** Material provided **

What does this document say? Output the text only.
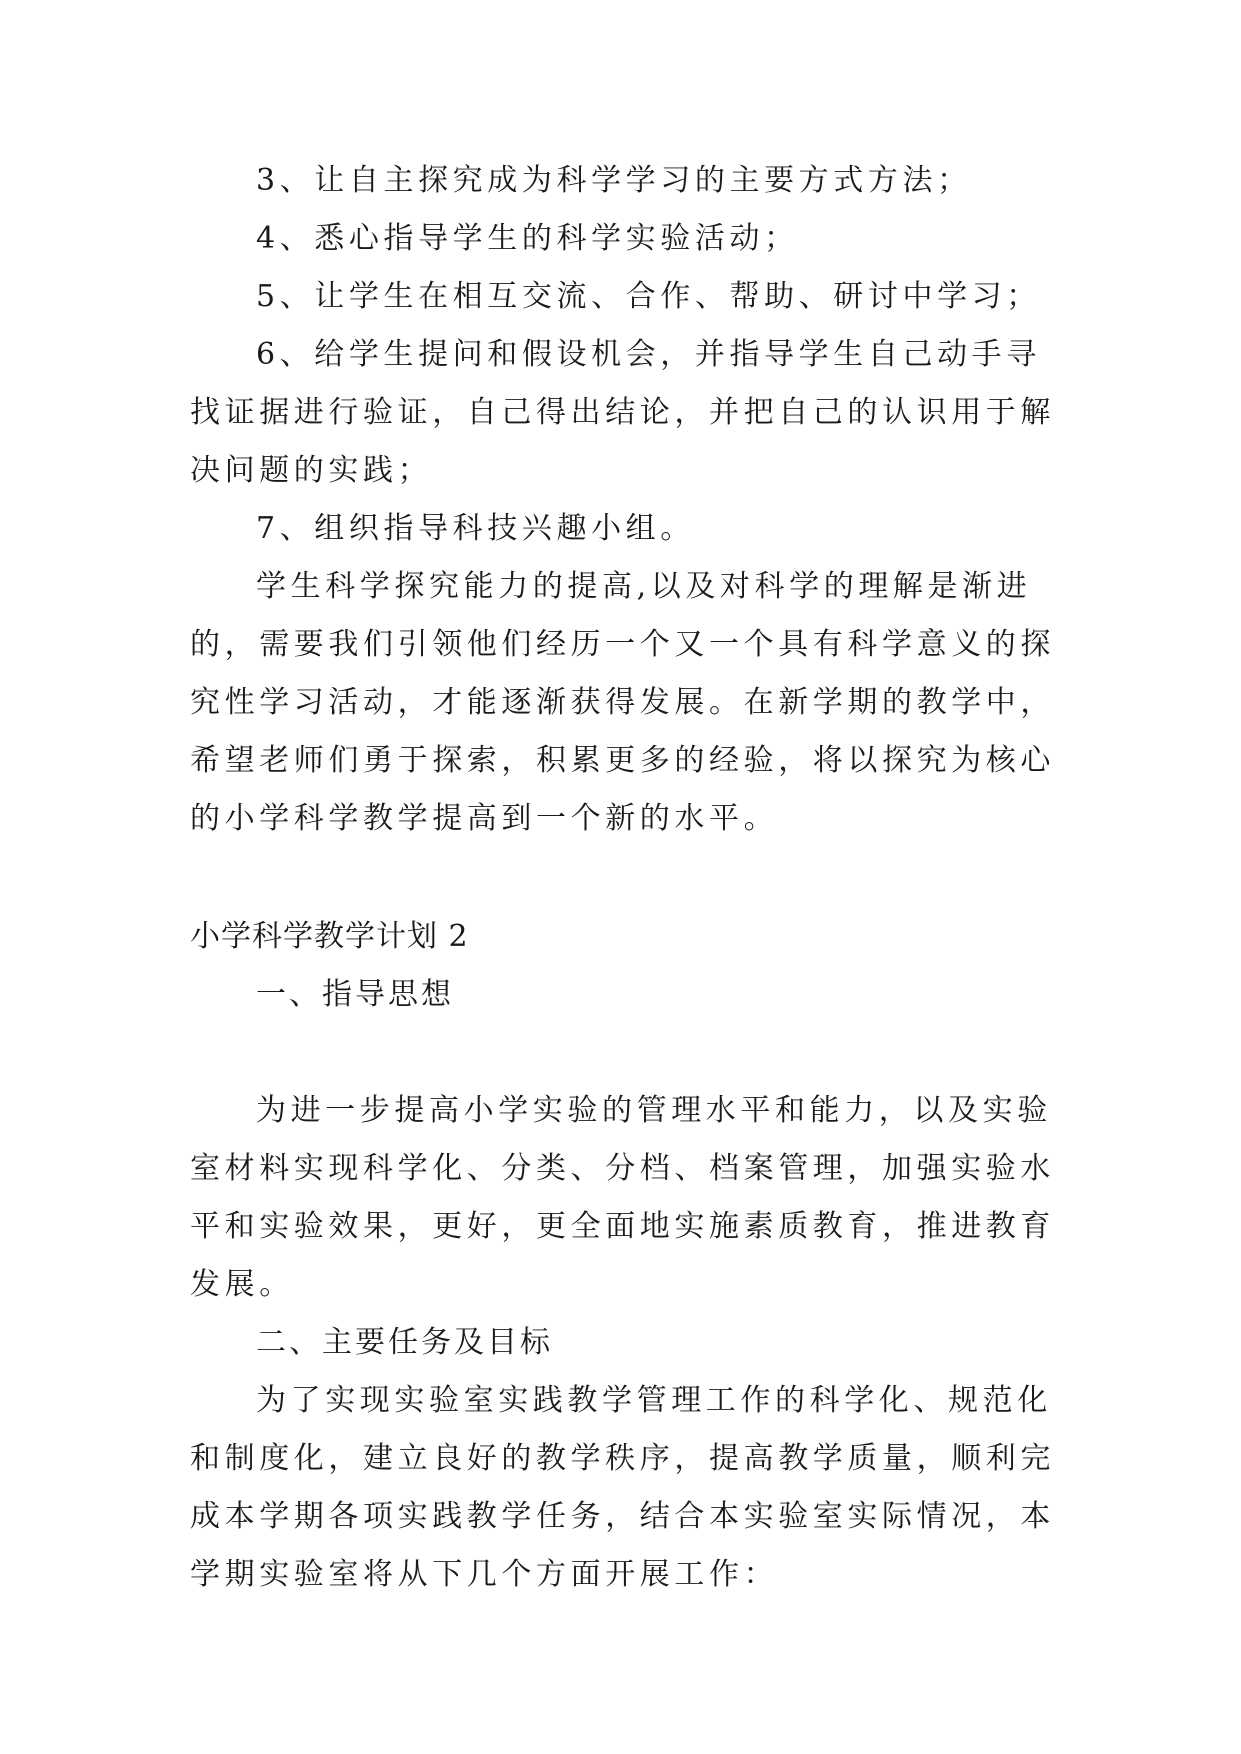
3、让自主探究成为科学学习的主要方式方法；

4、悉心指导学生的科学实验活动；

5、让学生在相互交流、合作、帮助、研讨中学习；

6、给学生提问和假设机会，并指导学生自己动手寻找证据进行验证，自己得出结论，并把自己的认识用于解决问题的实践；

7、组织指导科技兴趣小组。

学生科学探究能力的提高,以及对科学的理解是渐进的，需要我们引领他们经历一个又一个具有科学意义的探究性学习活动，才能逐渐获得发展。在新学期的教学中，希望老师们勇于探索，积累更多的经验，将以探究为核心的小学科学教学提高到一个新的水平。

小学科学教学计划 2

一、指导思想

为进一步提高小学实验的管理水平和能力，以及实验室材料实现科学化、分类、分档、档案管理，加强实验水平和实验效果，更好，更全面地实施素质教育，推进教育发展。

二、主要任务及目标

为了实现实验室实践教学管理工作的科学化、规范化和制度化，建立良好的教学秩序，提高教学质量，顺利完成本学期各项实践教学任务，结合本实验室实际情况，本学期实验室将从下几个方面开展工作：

** What to produce **
Write the full listing out again with every line unchanged, but include no pictures.

** Task response **
What does this document say? Output the text only.
3、让自主探究成为科学学习的主要方式方法；

4、悉心指导学生的科学实验活动；

5、让学生在相互交流、合作、帮助、研讨中学习；

6、给学生提问和假设机会，并指导学生自己动手寻找证据进行验证，自己得出结论，并把自己的认识用于解决问题的实践；

7、组织指导科技兴趣小组。

学生科学探究能力的提高,以及对科学的理解是渐进的，需要我们引领他们经历一个又一个具有科学意义的探究性学习活动，才能逐渐获得发展。在新学期的教学中，希望老师们勇于探索，积累更多的经验，将以探究为核心的小学科学教学提高到一个新的水平。

小学科学教学计划 2

一、指导思想

为进一步提高小学实验的管理水平和能力，以及实验室材料实现科学化、分类、分档、档案管理，加强实验水平和实验效果，更好，更全面地实施素质教育，推进教育发展。

二、主要任务及目标

为了实现实验室实践教学管理工作的科学化、规范化和制度化，建立良好的教学秩序，提高教学质量，顺利完成本学期各项实践教学任务，结合本实验室实际情况，本学期实验室将从下几个方面开展工作：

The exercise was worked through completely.